Look for the string "color" in every line, and copy each line that has it.

▼▼▼

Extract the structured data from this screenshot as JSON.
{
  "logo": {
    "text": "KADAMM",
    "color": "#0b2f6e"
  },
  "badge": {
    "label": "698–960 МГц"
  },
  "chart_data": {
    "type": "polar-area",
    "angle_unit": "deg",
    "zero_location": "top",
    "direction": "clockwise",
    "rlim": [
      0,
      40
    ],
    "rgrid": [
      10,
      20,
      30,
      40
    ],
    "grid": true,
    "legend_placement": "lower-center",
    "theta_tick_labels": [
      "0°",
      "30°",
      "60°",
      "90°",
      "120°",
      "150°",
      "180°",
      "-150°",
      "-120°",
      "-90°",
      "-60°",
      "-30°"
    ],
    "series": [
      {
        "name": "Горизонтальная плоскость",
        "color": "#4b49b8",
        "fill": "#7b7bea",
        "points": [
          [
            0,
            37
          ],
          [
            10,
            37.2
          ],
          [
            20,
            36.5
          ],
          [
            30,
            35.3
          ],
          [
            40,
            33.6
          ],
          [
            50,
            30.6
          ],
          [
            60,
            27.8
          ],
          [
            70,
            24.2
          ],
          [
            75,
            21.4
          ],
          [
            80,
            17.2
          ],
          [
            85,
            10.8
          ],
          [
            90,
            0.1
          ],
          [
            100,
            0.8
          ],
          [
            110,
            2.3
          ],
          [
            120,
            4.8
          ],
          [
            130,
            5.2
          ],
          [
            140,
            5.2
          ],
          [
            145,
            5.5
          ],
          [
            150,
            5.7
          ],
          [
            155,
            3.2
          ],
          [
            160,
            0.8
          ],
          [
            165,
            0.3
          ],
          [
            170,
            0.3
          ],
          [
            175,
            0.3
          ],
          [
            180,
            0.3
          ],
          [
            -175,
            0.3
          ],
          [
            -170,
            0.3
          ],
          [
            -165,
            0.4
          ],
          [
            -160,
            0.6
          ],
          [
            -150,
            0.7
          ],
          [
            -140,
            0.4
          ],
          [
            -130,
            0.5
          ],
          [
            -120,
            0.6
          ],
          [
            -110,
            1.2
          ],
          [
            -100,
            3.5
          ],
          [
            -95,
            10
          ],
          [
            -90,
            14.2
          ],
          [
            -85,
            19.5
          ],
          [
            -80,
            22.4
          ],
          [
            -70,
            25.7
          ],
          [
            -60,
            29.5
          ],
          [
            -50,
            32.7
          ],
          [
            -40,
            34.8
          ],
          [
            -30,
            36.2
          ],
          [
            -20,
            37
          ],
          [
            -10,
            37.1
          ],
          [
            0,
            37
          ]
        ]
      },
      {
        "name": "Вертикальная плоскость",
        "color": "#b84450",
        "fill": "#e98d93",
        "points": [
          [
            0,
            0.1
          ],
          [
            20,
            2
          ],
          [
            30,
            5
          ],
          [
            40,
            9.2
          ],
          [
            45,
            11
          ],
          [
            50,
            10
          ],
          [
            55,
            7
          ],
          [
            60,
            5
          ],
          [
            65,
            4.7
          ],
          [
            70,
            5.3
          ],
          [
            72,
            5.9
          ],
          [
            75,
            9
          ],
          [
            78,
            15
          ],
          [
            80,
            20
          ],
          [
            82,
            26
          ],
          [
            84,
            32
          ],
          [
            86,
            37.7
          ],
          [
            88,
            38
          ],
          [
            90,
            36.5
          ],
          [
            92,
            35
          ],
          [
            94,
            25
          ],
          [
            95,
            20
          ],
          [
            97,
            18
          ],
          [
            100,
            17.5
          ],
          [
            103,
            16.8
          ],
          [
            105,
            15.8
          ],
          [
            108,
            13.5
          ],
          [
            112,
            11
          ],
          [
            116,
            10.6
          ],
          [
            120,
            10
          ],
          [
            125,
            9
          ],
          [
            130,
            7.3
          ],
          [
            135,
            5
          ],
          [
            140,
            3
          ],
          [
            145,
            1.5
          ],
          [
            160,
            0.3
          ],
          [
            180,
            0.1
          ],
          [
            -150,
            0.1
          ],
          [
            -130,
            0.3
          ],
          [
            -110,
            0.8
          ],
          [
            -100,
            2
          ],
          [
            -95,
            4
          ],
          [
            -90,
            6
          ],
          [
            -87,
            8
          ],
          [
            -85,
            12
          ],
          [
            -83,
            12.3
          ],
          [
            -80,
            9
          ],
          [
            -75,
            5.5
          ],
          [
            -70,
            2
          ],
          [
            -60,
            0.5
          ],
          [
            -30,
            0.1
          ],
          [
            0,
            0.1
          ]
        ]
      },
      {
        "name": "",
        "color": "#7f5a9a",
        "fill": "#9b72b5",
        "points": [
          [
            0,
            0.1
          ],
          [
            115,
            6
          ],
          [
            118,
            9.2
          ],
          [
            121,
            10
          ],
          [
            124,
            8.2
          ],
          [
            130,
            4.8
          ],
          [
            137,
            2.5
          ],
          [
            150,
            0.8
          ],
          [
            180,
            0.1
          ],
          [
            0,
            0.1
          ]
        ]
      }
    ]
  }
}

▲▲▲

- **EXPECTED ANSWER**
    "color": "#0b2f6e"
        "color": "#4b49b8",
        "color": "#b84450",
        "color": "#7f5a9a",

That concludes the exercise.